> AIM OF THE EXERCISE
Restate the entries word for word, omitting nothing.

-------- TASK INPUTS

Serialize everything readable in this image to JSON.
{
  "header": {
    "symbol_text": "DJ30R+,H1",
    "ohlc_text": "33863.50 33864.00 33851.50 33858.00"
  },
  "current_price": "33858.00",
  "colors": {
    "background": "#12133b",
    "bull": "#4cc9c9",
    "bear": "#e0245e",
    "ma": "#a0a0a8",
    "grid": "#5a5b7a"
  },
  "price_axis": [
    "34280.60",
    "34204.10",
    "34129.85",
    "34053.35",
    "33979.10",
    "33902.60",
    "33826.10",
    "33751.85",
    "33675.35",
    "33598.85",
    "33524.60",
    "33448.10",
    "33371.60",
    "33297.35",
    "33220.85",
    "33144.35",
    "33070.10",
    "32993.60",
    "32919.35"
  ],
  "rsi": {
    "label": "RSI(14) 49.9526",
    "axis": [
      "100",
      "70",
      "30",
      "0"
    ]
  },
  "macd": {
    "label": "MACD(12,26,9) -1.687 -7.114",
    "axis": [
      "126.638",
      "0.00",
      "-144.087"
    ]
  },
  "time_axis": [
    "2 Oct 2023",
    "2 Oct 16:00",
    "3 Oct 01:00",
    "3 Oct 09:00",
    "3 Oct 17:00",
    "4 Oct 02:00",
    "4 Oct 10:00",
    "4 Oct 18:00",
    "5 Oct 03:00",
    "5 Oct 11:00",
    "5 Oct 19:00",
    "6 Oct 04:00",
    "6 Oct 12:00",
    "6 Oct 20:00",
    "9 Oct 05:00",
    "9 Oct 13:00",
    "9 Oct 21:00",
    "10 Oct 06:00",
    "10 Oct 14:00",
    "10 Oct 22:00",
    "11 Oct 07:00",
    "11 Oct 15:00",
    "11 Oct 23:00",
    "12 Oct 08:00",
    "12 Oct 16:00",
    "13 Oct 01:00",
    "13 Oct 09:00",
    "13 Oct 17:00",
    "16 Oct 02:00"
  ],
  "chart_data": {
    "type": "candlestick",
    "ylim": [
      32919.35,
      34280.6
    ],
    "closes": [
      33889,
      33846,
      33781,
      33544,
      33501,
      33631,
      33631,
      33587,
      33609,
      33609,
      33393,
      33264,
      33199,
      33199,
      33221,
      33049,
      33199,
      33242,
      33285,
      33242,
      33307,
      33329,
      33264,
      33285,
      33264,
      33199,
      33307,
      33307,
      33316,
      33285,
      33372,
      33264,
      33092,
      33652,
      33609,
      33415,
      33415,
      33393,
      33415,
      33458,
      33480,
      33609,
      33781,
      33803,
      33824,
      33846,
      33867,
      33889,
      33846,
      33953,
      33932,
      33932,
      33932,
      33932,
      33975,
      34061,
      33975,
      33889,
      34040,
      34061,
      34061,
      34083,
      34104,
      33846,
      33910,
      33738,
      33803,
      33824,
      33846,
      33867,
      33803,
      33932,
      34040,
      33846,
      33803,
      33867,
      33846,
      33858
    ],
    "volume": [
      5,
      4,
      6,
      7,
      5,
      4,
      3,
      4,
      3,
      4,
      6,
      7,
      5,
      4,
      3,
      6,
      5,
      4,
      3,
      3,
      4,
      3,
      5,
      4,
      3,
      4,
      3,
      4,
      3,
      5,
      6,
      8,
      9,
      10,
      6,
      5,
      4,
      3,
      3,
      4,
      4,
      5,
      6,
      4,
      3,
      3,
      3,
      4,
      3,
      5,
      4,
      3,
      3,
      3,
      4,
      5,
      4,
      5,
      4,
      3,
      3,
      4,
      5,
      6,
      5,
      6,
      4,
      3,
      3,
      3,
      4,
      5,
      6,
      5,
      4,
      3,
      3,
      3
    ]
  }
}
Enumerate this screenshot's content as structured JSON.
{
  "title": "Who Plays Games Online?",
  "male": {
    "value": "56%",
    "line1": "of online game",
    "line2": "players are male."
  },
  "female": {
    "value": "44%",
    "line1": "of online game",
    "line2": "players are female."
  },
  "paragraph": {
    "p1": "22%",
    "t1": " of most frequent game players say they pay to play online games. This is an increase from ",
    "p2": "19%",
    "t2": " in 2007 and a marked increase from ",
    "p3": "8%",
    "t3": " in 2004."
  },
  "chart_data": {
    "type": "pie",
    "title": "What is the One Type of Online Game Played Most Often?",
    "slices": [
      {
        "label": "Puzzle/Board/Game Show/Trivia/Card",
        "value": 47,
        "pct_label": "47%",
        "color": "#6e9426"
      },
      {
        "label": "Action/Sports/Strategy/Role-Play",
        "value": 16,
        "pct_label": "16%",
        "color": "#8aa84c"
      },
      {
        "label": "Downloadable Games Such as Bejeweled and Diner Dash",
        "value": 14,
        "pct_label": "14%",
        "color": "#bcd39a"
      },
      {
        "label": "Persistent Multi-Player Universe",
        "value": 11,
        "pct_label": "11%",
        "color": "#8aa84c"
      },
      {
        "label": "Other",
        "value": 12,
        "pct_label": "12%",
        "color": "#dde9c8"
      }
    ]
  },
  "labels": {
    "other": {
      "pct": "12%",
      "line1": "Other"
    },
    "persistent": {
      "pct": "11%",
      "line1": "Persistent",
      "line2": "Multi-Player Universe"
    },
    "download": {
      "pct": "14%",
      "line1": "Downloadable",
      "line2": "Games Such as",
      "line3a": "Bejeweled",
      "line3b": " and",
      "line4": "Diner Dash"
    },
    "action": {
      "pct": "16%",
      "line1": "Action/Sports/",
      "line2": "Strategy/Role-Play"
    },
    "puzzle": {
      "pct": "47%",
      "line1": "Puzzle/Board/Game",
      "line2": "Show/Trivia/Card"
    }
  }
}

----------------

> WRITTEN RESPONSE
Serialize everything readable in this image to JSON.
{
  "header": {
    "symbol_text": "DJ30R+,H1",
    "ohlc_text": "33863.50 33864.00 33851.50 33858.00"
  },
  "current_price": "33858.00",
  "colors": {
    "background": "#12133b",
    "bull": "#4cc9c9",
    "bear": "#e0245e",
    "ma": "#a0a0a8",
    "grid": "#5a5b7a"
  },
  "price_axis": [
    "34280.60",
    "34204.10",
    "34129.85",
    "34053.35",
    "33979.10",
    "33902.60",
    "33826.10",
    "33751.85",
    "33675.35",
    "33598.85",
    "33524.60",
    "33448.10",
    "33371.60",
    "33297.35",
    "33220.85",
    "33144.35",
    "33070.10",
    "32993.60",
    "32919.35"
  ],
  "rsi": {
    "label": "RSI(14) 49.9526",
    "axis": [
      "100",
      "70",
      "30",
      "0"
    ]
  },
  "macd": {
    "label": "MACD(12,26,9) -1.687 -7.114",
    "axis": [
      "126.638",
      "0.00",
      "-144.087"
    ]
  },
  "time_axis": [
    "2 Oct 2023",
    "2 Oct 16:00",
    "3 Oct 01:00",
    "3 Oct 09:00",
    "3 Oct 17:00",
    "4 Oct 02:00",
    "4 Oct 10:00",
    "4 Oct 18:00",
    "5 Oct 03:00",
    "5 Oct 11:00",
    "5 Oct 19:00",
    "6 Oct 04:00",
    "6 Oct 12:00",
    "6 Oct 20:00",
    "9 Oct 05:00",
    "9 Oct 13:00",
    "9 Oct 21:00",
    "10 Oct 06:00",
    "10 Oct 14:00",
    "10 Oct 22:00",
    "11 Oct 07:00",
    "11 Oct 15:00",
    "11 Oct 23:00",
    "12 Oct 08:00",
    "12 Oct 16:00",
    "13 Oct 01:00",
    "13 Oct 09:00",
    "13 Oct 17:00",
    "16 Oct 02:00"
  ],
  "chart_data": {
    "type": "candlestick",
    "ylim": [
      32919.35,
      34280.6
    ],
    "closes": [
      33889,
      33846,
      33781,
      33544,
      33501,
      33631,
      33631,
      33587,
      33609,
      33609,
      33393,
      33264,
      33199,
      33199,
      33221,
      33049,
      33199,
      33242,
      33285,
      33242,
      33307,
      33329,
      33264,
      33285,
      33264,
      33199,
      33307,
      33307,
      33316,
      33285,
      33372,
      33264,
      33092,
      33652,
      33609,
      33415,
      33415,
      33393,
      33415,
      33458,
      33480,
      33609,
      33781,
      33803,
      33824,
      33846,
      33867,
      33889,
      33846,
      33953,
      33932,
      33932,
      33932,
      33932,
      33975,
      34061,
      33975,
      33889,
      34040,
      34061,
      34061,
      34083,
      34104,
      33846,
      33910,
      33738,
      33803,
      33824,
      33846,
      33867,
      33803,
      33932,
      34040,
      33846,
      33803,
      33867,
      33846,
      33858
    ],
    "volume": [
      5,
      4,
      6,
      7,
      5,
      4,
      3,
      4,
      3,
      4,
      6,
      7,
      5,
      4,
      3,
      6,
      5,
      4,
      3,
      3,
      4,
      3,
      5,
      4,
      3,
      4,
      3,
      4,
      3,
      5,
      6,
      8,
      9,
      10,
      6,
      5,
      4,
      3,
      3,
      4,
      4,
      5,
      6,
      4,
      3,
      3,
      3,
      4,
      3,
      5,
      4,
      3,
      3,
      3,
      4,
      5,
      4,
      5,
      4,
      3,
      3,
      4,
      5,
      6,
      5,
      6,
      4,
      3,
      3,
      3,
      4,
      5,
      6,
      5,
      4,
      3,
      3,
      3
    ]
  }
}
Enumerate this screenshot's content as structured JSON.
{
  "title": "Who Plays Games Online?",
  "male": {
    "value": "56%",
    "line1": "of online game",
    "line2": "players are male."
  },
  "female": {
    "value": "44%",
    "line1": "of online game",
    "line2": "players are female."
  },
  "paragraph": {
    "p1": "22%",
    "t1": " of most frequent game players say they pay to play online games. This is an increase from ",
    "p2": "19%",
    "t2": " in 2007 and a marked increase from ",
    "p3": "8%",
    "t3": " in 2004."
  },
  "chart_data": {
    "type": "pie",
    "title": "What is the One Type of Online Game Played Most Often?",
    "slices": [
      {
        "label": "Puzzle/Board/Game Show/Trivia/Card",
        "value": 47,
        "pct_label": "47%",
        "color": "#6e9426"
      },
      {
        "label": "Action/Sports/Strategy/Role-Play",
        "value": 16,
        "pct_label": "16%",
        "color": "#8aa84c"
      },
      {
        "label": "Downloadable Games Such as Bejeweled and Diner Dash",
        "value": 14,
        "pct_label": "14%",
        "color": "#bcd39a"
      },
      {
        "label": "Persistent Multi-Player Universe",
        "value": 11,
        "pct_label": "11%",
        "color": "#8aa84c"
      },
      {
        "label": "Other",
        "value": 12,
        "pct_label": "12%",
        "color": "#dde9c8"
      }
    ]
  },
  "labels": {
    "other": {
      "pct": "12%",
      "line1": "Other"
    },
    "persistent": {
      "pct": "11%",
      "line1": "Persistent",
      "line2": "Multi-Player Universe"
    },
    "download": {
      "pct": "14%",
      "line1": "Downloadable",
      "line2": "Games Such as",
      "line3a": "Bejeweled",
      "line3b": " and",
      "line4": "Diner Dash"
    },
    "action": {
      "pct": "16%",
      "line1": "Action/Sports/",
      "line2": "Strategy/Role-Play"
    },
    "puzzle": {
      "pct": "47%",
      "line1": "Puzzle/Board/Game",
      "line2": "Show/Trivia/Card"
    }
  }
}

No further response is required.